* _DATA FOR THIS TASK_:
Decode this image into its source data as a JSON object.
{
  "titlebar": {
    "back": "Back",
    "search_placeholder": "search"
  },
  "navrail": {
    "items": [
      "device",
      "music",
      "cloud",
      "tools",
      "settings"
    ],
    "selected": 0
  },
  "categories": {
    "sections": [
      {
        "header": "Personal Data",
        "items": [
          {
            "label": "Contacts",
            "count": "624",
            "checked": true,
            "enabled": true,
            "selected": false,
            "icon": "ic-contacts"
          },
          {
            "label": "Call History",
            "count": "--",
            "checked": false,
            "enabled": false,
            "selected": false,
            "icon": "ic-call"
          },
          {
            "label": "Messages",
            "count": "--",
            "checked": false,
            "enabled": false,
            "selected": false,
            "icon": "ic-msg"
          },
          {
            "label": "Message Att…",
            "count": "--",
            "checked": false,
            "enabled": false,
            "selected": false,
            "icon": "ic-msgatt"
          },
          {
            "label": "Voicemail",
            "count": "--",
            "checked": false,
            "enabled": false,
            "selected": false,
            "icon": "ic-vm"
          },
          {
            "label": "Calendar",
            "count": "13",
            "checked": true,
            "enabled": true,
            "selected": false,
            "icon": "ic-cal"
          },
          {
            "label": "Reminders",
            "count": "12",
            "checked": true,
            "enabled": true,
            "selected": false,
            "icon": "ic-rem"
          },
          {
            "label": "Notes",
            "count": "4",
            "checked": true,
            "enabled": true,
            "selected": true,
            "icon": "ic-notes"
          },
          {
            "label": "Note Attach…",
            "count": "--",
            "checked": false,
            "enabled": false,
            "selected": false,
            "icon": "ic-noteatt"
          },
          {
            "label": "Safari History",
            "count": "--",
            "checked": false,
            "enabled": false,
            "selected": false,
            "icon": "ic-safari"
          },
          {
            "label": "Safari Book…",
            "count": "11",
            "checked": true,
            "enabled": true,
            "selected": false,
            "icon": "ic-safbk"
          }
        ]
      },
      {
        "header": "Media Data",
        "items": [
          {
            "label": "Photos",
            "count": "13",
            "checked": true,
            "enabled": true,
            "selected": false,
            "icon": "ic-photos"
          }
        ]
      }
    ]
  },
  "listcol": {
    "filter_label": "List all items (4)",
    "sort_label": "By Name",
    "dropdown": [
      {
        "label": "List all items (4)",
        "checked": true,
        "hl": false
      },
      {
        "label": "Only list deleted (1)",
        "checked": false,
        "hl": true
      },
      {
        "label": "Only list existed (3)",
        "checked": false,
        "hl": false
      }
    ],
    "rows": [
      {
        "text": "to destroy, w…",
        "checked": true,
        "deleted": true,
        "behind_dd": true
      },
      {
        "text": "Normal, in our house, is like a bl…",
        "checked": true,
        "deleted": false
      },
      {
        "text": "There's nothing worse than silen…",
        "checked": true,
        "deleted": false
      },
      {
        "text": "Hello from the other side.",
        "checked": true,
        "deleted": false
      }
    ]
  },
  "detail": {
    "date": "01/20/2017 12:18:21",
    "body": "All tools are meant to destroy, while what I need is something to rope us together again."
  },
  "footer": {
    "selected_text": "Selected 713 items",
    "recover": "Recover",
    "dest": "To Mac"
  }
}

* _REQUIREMENT_: Each entry above needs to be retyped exactly.

* _CORRECT OUTPUT_:
Decode this image into its source data as a JSON object.
{
  "titlebar": {
    "back": "Back",
    "search_placeholder": "search"
  },
  "navrail": {
    "items": [
      "device",
      "music",
      "cloud",
      "tools",
      "settings"
    ],
    "selected": 0
  },
  "categories": {
    "sections": [
      {
        "header": "Personal Data",
        "items": [
          {
            "label": "Contacts",
            "count": "624",
            "checked": true,
            "enabled": true,
            "selected": false,
            "icon": "ic-contacts"
          },
          {
            "label": "Call History",
            "count": "--",
            "checked": false,
            "enabled": false,
            "selected": false,
            "icon": "ic-call"
          },
          {
            "label": "Messages",
            "count": "--",
            "checked": false,
            "enabled": false,
            "selected": false,
            "icon": "ic-msg"
          },
          {
            "label": "Message Att…",
            "count": "--",
            "checked": false,
            "enabled": false,
            "selected": false,
            "icon": "ic-msgatt"
          },
          {
            "label": "Voicemail",
            "count": "--",
            "checked": false,
            "enabled": false,
            "selected": false,
            "icon": "ic-vm"
          },
          {
            "label": "Calendar",
            "count": "13",
            "checked": true,
            "enabled": true,
            "selected": false,
            "icon": "ic-cal"
          },
          {
            "label": "Reminders",
            "count": "12",
            "checked": true,
            "enabled": true,
            "selected": false,
            "icon": "ic-rem"
          },
          {
            "label": "Notes",
            "count": "4",
            "checked": true,
            "enabled": true,
            "selected": true,
            "icon": "ic-notes"
          },
          {
            "label": "Note Attach…",
            "count": "--",
            "checked": false,
            "enabled": false,
            "selected": false,
            "icon": "ic-noteatt"
          },
          {
            "label": "Safari History",
            "count": "--",
            "checked": false,
            "enabled": false,
            "selected": false,
            "icon": "ic-safari"
          },
          {
            "label": "Safari Book…",
            "count": "11",
            "checked": true,
            "enabled": true,
            "selected": false,
            "icon": "ic-safbk"
          }
        ]
      },
      {
        "header": "Media Data",
        "items": [
          {
            "label": "Photos",
            "count": "13",
            "checked": true,
            "enabled": true,
            "selected": false,
            "icon": "ic-photos"
          }
        ]
      }
    ]
  },
  "listcol": {
    "filter_label": "List all items (4)",
    "sort_label": "By Name",
    "dropdown": [
      {
        "label": "List all items (4)",
        "checked": true,
        "hl": false
      },
      {
        "label": "Only list deleted (1)",
        "checked": false,
        "hl": true
      },
      {
        "label": "Only list existed (3)",
        "checked": false,
        "hl": false
      }
    ],
    "rows": [
      {
        "text": "to destroy, w…",
        "checked": true,
        "deleted": true,
        "behind_dd": true
      },
      {
        "text": "Normal, in our house, is like a bl…",
        "checked": true,
        "deleted": false
      },
      {
        "text": "There's nothing worse than silen…",
        "checked": true,
        "deleted": false
      },
      {
        "text": "Hello from the other side.",
        "checked": true,
        "deleted": false
      }
    ]
  },
  "detail": {
    "date": "01/20/2017 12:18:21",
    "body": "All tools are meant to destroy, while what I need is something to rope us together again."
  },
  "footer": {
    "selected_text": "Selected 713 items",
    "recover": "Recover",
    "dest": "To Mac"
  }
}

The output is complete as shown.